# What is needed:
Every line of the material is to be quoted verbatim, minus the pictures.

# Exercise inputs:
----
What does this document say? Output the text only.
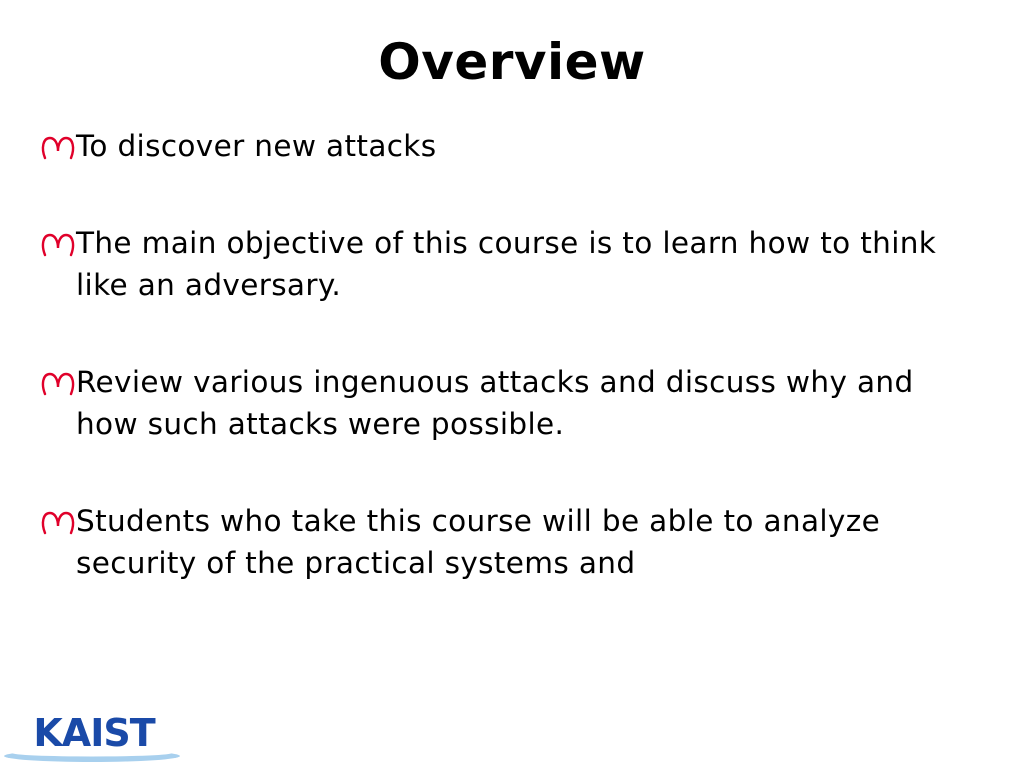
Overview
To discover new attacks
The main objective of this course is to learn how to think like an adversary.
Review various ingenuous attacks and discuss why and how such attacks were possible.
Students who take this course will be able to analyze security of the practical systems and
KAIST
----
# Response to the exercise:
What does this document say? Output the text only.
Overview
To discover new attacks
The main objective of this course is to learn how to think like an adversary.
Review various ingenuous attacks and discuss why and how such attacks were possible.
Students who take this course will be able to analyze security of the practical systems and
KAIST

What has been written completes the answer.